--- Start MATERIAL FOR THIS EXERCISE ---

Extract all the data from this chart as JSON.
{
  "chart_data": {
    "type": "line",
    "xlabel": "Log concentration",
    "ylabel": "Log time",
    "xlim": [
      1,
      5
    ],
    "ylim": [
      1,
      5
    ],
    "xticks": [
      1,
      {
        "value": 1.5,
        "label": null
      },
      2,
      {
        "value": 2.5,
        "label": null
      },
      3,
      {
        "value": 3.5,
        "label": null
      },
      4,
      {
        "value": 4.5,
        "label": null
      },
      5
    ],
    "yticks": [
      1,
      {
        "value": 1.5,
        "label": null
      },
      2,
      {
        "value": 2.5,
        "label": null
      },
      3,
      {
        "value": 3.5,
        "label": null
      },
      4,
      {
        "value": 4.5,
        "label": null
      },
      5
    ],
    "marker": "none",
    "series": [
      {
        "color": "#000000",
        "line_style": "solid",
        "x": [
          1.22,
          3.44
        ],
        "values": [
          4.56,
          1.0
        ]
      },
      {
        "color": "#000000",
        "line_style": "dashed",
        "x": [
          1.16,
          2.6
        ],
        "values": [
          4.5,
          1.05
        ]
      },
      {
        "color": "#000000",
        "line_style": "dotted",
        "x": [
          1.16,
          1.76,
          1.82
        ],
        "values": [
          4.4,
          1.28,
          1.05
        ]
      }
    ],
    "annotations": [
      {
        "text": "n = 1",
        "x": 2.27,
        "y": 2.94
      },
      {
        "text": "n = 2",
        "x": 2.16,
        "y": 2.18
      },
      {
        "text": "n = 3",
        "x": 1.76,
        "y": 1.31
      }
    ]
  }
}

--- End MATERIAL FOR THIS EXERCISE ---

▶ PROBLEM TO WORK ON
Return the whole listing exactly, with every line included.

▶ WRITTEN REPLY
Extract all the data from this chart as JSON.
{
  "chart_data": {
    "type": "line",
    "xlabel": "Log concentration",
    "ylabel": "Log time",
    "xlim": [
      1,
      5
    ],
    "ylim": [
      1,
      5
    ],
    "xticks": [
      1,
      {
        "value": 1.5,
        "label": null
      },
      2,
      {
        "value": 2.5,
        "label": null
      },
      3,
      {
        "value": 3.5,
        "label": null
      },
      4,
      {
        "value": 4.5,
        "label": null
      },
      5
    ],
    "yticks": [
      1,
      {
        "value": 1.5,
        "label": null
      },
      2,
      {
        "value": 2.5,
        "label": null
      },
      3,
      {
        "value": 3.5,
        "label": null
      },
      4,
      {
        "value": 4.5,
        "label": null
      },
      5
    ],
    "marker": "none",
    "series": [
      {
        "color": "#000000",
        "line_style": "solid",
        "x": [
          1.22,
          3.44
        ],
        "values": [
          4.56,
          1.0
        ]
      },
      {
        "color": "#000000",
        "line_style": "dashed",
        "x": [
          1.16,
          2.6
        ],
        "values": [
          4.5,
          1.05
        ]
      },
      {
        "color": "#000000",
        "line_style": "dotted",
        "x": [
          1.16,
          1.76,
          1.82
        ],
        "values": [
          4.4,
          1.28,
          1.05
        ]
      }
    ],
    "annotations": [
      {
        "text": "n = 1",
        "x": 2.27,
        "y": 2.94
      },
      {
        "text": "n = 2",
        "x": 2.16,
        "y": 2.18
      },
      {
        "text": "n = 3",
        "x": 1.76,
        "y": 1.31
      }
    ]
  }
}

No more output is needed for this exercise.